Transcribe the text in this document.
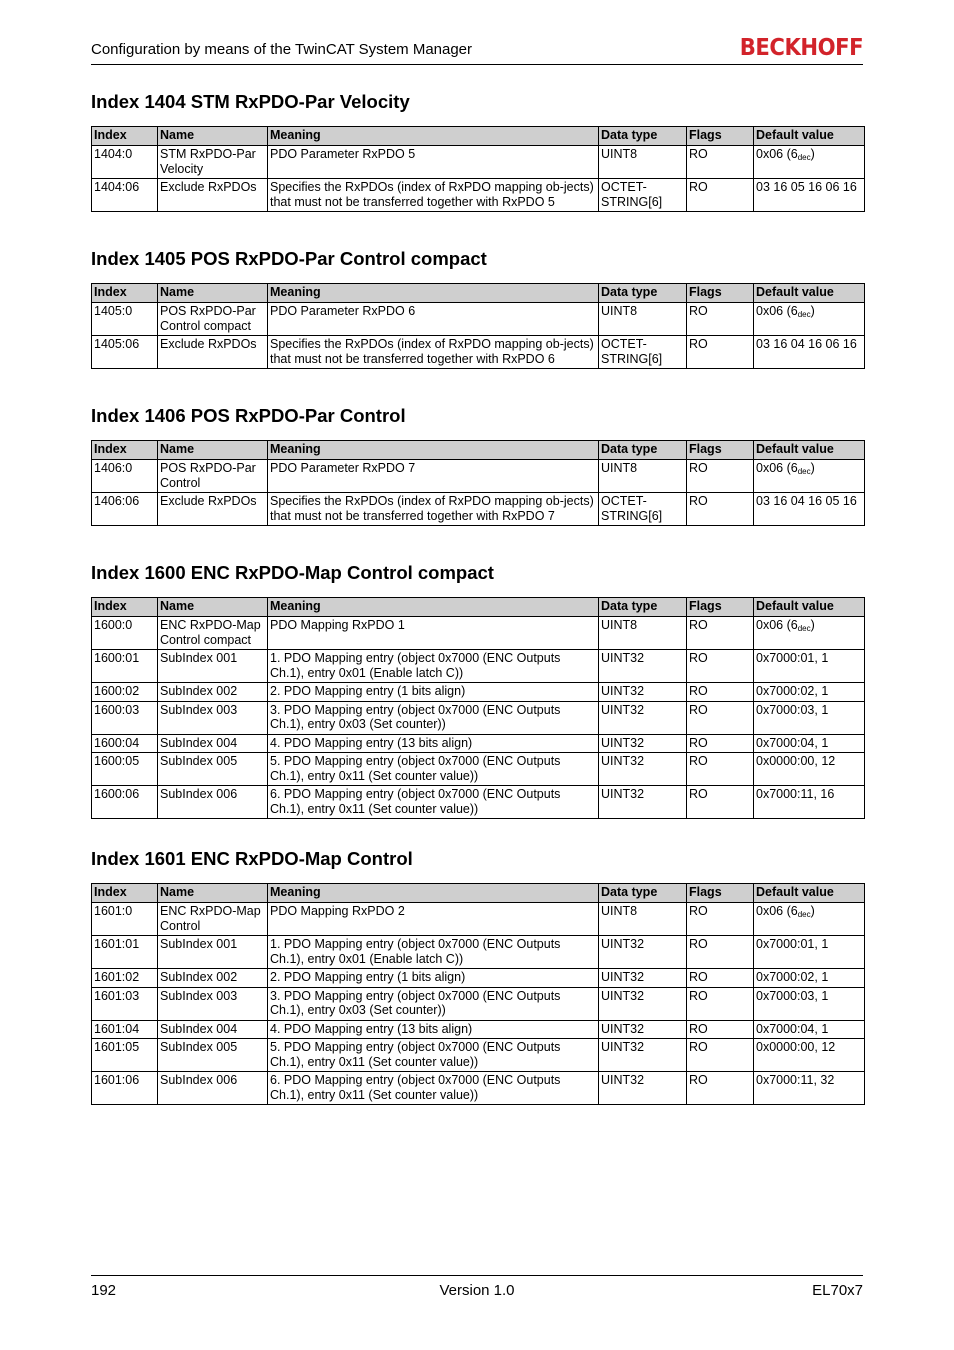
Configuration by means of the TwinCAT System Manager	BECKHOFF
Index 1404 STM RxPDO-Par Velocity
Index	Name	Meaning	Data type	Flags	Default value
1404:0	STM RxPDO-Par Velocity	PDO Parameter RxPDO 5	UINT8	RO	0x06 $(6_{dec})$
1404:06	Exclude RxPDOs	Specifies the RxPDOs (index of RxPDO mapping ob-jects) that must not be transferred together with RxPDO 5	OCTET-STRING[6]	RO	03 16 05 16 06 16
Index 1405 POS RxPDO-Par Control compact
Index	Name	Meaning	Data type	Flags	Default value
1405:0	POS RxPDO-Par Control compact	PDO Parameter RxPDO 6	UINT8	RO	0x06 $(6_{dec})$
1405:06	Exclude RxPDOs	Specifies the RxPDOs (index of RxPDO mapping ob-jects) that must not be transferred together with RxPDO 6	OCTET-STRING[6]	RO	03 16 04 16 06 16
Index 1406 POS RxPDO-Par Control
Index	Name	Meaning	Data type	Flags	Default value
1406:0	POS RxPDO-Par Control	PDO Parameter RxPDO 7	UINT8	RO	0x06 $(6_{dec})$
1406:06	Exclude RxPDOs	Specifies the RxPDOs (index of RxPDO mapping ob-jects) that must not be transferred together with RxPDO 7	OCTET-STRING[6]	RO	03 16 04 16 05 16
Index 1600 ENC RxPDO-Map Control compact
Index	Name	Meaning	Data type	Flags	Default value
1600:0	ENC RxPDO-Map Control compact	PDO Mapping RxPDO 1	UINT8	RO	0x06 $(6_{dec})$
1600:01	SubIndex 001	1. PDO Mapping entry (object 0x7000 (ENC Outputs Ch.1), entry 0x01 (Enable latch C))	UINT32	RO	0x7000:01, 1
1600:02	SubIndex 002	2. PDO Mapping entry (1 bits align)	UINT32	RO	0x7000:02, 1
1600:03	SubIndex 003	3. PDO Mapping entry (object 0x7000 (ENC Outputs Ch.1), entry 0x03 (Set counter))	UINT32	RO	0x7000:03, 1
1600:04	SubIndex 004	4. PDO Mapping entry (13 bits align)	UINT32	RO	0x7000:04, 1
1600:05	SubIndex 005	5. PDO Mapping entry (object 0x7000 (ENC Outputs Ch.1), entry 0x11 (Set counter value))	UINT32	RO	0x0000:00, 12
1600:06	SubIndex 006	6. PDO Mapping entry (object 0x7000 (ENC Outputs Ch.1), entry 0x11 (Set counter value))	UINT32	RO	0x7000:11, 16
Index 1601 ENC RxPDO-Map Control
Index	Name	Meaning	Data type	Flags	Default value
1601:0	ENC RxPDO-Map Control	PDO Mapping RxPDO 2	UINT8	RO	0x06 $(6_{dec})$
1601:01	SubIndex 001	1. PDO Mapping entry (object 0x7000 (ENC Outputs Ch.1), entry 0x01 (Enable latch C))	UINT32	RO	0x7000:01, 1
1601:02	SubIndex 002	2. PDO Mapping entry (1 bits align)	UINT32	RO	0x7000:02, 1
1601:03	SubIndex 003	3. PDO Mapping entry (object 0x7000 (ENC Outputs Ch.1), entry 0x03 (Set counter))	UINT32	RO	0x7000:03, 1
1601:04	SubIndex 004	4. PDO Mapping entry (13 bits align)	UINT32	RO	0x7000:04, 1
1601:05	SubIndex 005	5. PDO Mapping entry (object 0x7000 (ENC Outputs Ch.1), entry 0x11 (Set counter value))	UINT32	RO	0x0000:00, 12
1601:06	SubIndex 006	6. PDO Mapping entry (object 0x7000 (ENC Outputs Ch.1), entry 0x11 (Set counter value))	UINT32	RO	0x7000:11, 32
192	Version 1.0	EL70x7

- Aim -
Every entry must be transcribed exactly. Pictures do not belong in the copy.

- The output -
Transcribe the text in this document.
Configuration by means of the TwinCAT System Manager	BECKHOFF
Index 1404 STM RxPDO-Par Velocity
Index	Name	Meaning	Data type	Flags	Default value
1404:0	STM RxPDO-Par Velocity	PDO Parameter RxPDO 5	UINT8	RO	0x06 $(6_{dec})$
1404:06	Exclude RxPDOs	Specifies the RxPDOs (index of RxPDO mapping ob-jects) that must not be transferred together with RxPDO 5	OCTET-STRING[6]	RO	03 16 05 16 06 16
Index 1405 POS RxPDO-Par Control compact
Index	Name	Meaning	Data type	Flags	Default value
1405:0	POS RxPDO-Par Control compact	PDO Parameter RxPDO 6	UINT8	RO	0x06 $(6_{dec})$
1405:06	Exclude RxPDOs	Specifies the RxPDOs (index of RxPDO mapping ob-jects) that must not be transferred together with RxPDO 6	OCTET-STRING[6]	RO	03 16 04 16 06 16
Index 1406 POS RxPDO-Par Control
Index	Name	Meaning	Data type	Flags	Default value
1406:0	POS RxPDO-Par Control	PDO Parameter RxPDO 7	UINT8	RO	0x06 $(6_{dec})$
1406:06	Exclude RxPDOs	Specifies the RxPDOs (index of RxPDO mapping ob-jects) that must not be transferred together with RxPDO 7	OCTET-STRING[6]	RO	03 16 04 16 05 16
Index 1600 ENC RxPDO-Map Control compact
Index	Name	Meaning	Data type	Flags	Default value
1600:0	ENC RxPDO-Map Control compact	PDO Mapping RxPDO 1	UINT8	RO	0x06 $(6_{dec})$
1600:01	SubIndex 001	1. PDO Mapping entry (object 0x7000 (ENC Outputs Ch.1), entry 0x01 (Enable latch C))	UINT32	RO	0x7000:01, 1
1600:02	SubIndex 002	2. PDO Mapping entry (1 bits align)	UINT32	RO	0x7000:02, 1
1600:03	SubIndex 003	3. PDO Mapping entry (object 0x7000 (ENC Outputs Ch.1), entry 0x03 (Set counter))	UINT32	RO	0x7000:03, 1
1600:04	SubIndex 004	4. PDO Mapping entry (13 bits align)	UINT32	RO	0x7000:04, 1
1600:05	SubIndex 005	5. PDO Mapping entry (object 0x7000 (ENC Outputs Ch.1), entry 0x11 (Set counter value))	UINT32	RO	0x0000:00, 12
1600:06	SubIndex 006	6. PDO Mapping entry (object 0x7000 (ENC Outputs Ch.1), entry 0x11 (Set counter value))	UINT32	RO	0x7000:11, 16
Index 1601 ENC RxPDO-Map Control
Index	Name	Meaning	Data type	Flags	Default value
1601:0	ENC RxPDO-Map Control	PDO Mapping RxPDO 2	UINT8	RO	0x06 $(6_{dec})$
1601:01	SubIndex 001	1. PDO Mapping entry (object 0x7000 (ENC Outputs Ch.1), entry 0x01 (Enable latch C))	UINT32	RO	0x7000:01, 1
1601:02	SubIndex 002	2. PDO Mapping entry (1 bits align)	UINT32	RO	0x7000:02, 1
1601:03	SubIndex 003	3. PDO Mapping entry (object 0x7000 (ENC Outputs Ch.1), entry 0x03 (Set counter))	UINT32	RO	0x7000:03, 1
1601:04	SubIndex 004	4. PDO Mapping entry (13 bits align)	UINT32	RO	0x7000:04, 1
1601:05	SubIndex 005	5. PDO Mapping entry (object 0x7000 (ENC Outputs Ch.1), entry 0x11 (Set counter value))	UINT32	RO	0x0000:00, 12
1601:06	SubIndex 006	6. PDO Mapping entry (object 0x7000 (ENC Outputs Ch.1), entry 0x11 (Set counter value))	UINT32	RO	0x7000:11, 32
192	Version 1.0	EL70x7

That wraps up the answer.